##### Records

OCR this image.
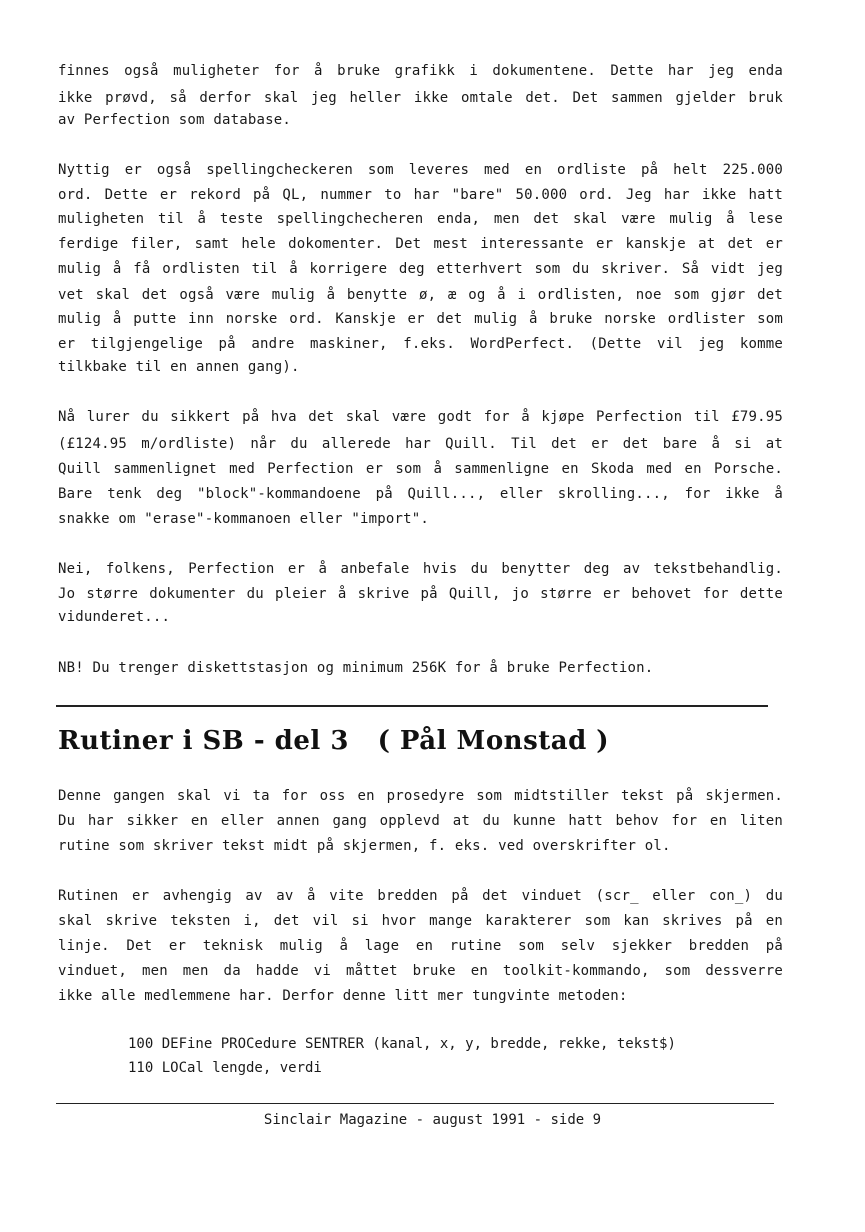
finnes også muligheter for å bruke grafikk i dokumentene. Dette har jeg enda
ikke prøvd, så derfor skal jeg heller ikke omtale det. Det sammen gjelder bruk
av Perfection som database.
Nyttig er også spellingcheckeren som leveres med en ordliste på helt 225.000
ord. Dette er rekord på QL, nummer to har "bare" 50.000 ord. Jeg har ikke hatt
muligheten til å teste spellingchecheren enda, men det skal være mulig å lese
ferdige filer, samt hele dokomenter. Det mest interessante er kanskje at det er
mulig å få ordlisten til å korrigere deg etterhvert som du skriver. Så vidt jeg
vet skal det også være mulig å benytte ø, æ og å i ordlisten, noe som gjør det
mulig å putte inn norske ord. Kanskje er det mulig å bruke norske ordlister som
er tilgjengelige på andre maskiner, f.eks. WordPerfect. (Dette vil jeg komme
tilkbake til en annen gang).
Nå lurer du sikkert på hva det skal være godt for å kjøpe Perfection til £79.95
(£124.95 m/ordliste) når du allerede har Quill. Til det er det bare å si at
Quill sammenlignet med Perfection er som å sammenligne en Skoda med en Porsche.
Bare tenk deg "block"-kommandoene på Quill..., eller skrolling..., for ikke å
snakke om "erase"-kommanoen eller "import".
Nei, folkens, Perfection er å anbefale hvis du benytter deg av tekstbehandlig.
Jo større dokumenter du pleier å skrive på Quill, jo større er behovet for dette
vidunderet...
NB! Du trenger diskettstasjon og minimum 256K for å bruke Perfection.
Rutiner i SB - del 3   ( Pål Monstad )
Denne gangen skal vi ta for oss en prosedyre som midtstiller tekst på skjermen.
Du har sikker en eller annen gang opplevd at du kunne hatt behov for en liten
rutine som skriver tekst midt på skjermen, f. eks. ved overskrifter ol.
Rutinen er avhengig av av å vite bredden på det vinduet (scr_ eller con_) du
skal skrive teksten i, det vil si hvor mange karakterer som kan skrives på en
linje. Det er teknisk mulig å lage en rutine som selv sjekker bredden på
vinduet, men men da hadde vi måttet bruke en toolkit-kommando, som dessverre
ikke alle medlemmene har. Derfor denne litt mer tungvinte metoden:
100 DEFine PROCedure SENTRER (kanal, x, y, bredde, rekke, tekst$)
110 LOCal lengde, verdi
Sinclair Magazine - august 1991 - side 9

##########

◆ **Task**
Do not copy the pictures, but repeat every line exactly.

◆ **Solution for this task**
OCR this image.
finnes også muligheter for å bruke grafikk i dokumentene. Dette har jeg enda
ikke prøvd, så derfor skal jeg heller ikke omtale det. Det sammen gjelder bruk
av Perfection som database.
Nyttig er også spellingcheckeren som leveres med en ordliste på helt 225.000
ord. Dette er rekord på QL, nummer to har "bare" 50.000 ord. Jeg har ikke hatt
muligheten til å teste spellingchecheren enda, men det skal være mulig å lese
ferdige filer, samt hele dokomenter. Det mest interessante er kanskje at det er
mulig å få ordlisten til å korrigere deg etterhvert som du skriver. Så vidt jeg
vet skal det også være mulig å benytte ø, æ og å i ordlisten, noe som gjør det
mulig å putte inn norske ord. Kanskje er det mulig å bruke norske ordlister som
er tilgjengelige på andre maskiner, f.eks. WordPerfect. (Dette vil jeg komme
tilkbake til en annen gang).
Nå lurer du sikkert på hva det skal være godt for å kjøpe Perfection til £79.95
(£124.95 m/ordliste) når du allerede har Quill. Til det er det bare å si at
Quill sammenlignet med Perfection er som å sammenligne en Skoda med en Porsche.
Bare tenk deg "block"-kommandoene på Quill..., eller skrolling..., for ikke å
snakke om "erase"-kommanoen eller "import".
Nei, folkens, Perfection er å anbefale hvis du benytter deg av tekstbehandlig.
Jo større dokumenter du pleier å skrive på Quill, jo større er behovet for dette
vidunderet...
NB! Du trenger diskettstasjon og minimum 256K for å bruke Perfection.
Rutiner i SB - del 3   ( Pål Monstad )
Denne gangen skal vi ta for oss en prosedyre som midtstiller tekst på skjermen.
Du har sikker en eller annen gang opplevd at du kunne hatt behov for en liten
rutine som skriver tekst midt på skjermen, f. eks. ved overskrifter ol.
Rutinen er avhengig av av å vite bredden på det vinduet (scr_ eller con_) du
skal skrive teksten i, det vil si hvor mange karakterer som kan skrives på en
linje. Det er teknisk mulig å lage en rutine som selv sjekker bredden på
vinduet, men men da hadde vi måttet bruke en toolkit-kommando, som dessverre
ikke alle medlemmene har. Derfor denne litt mer tungvinte metoden:
100 DEFine PROCedure SENTRER (kanal, x, y, bredde, rekke, tekst$)
110 LOCal lengde, verdi
Sinclair Magazine - august 1991 - side 9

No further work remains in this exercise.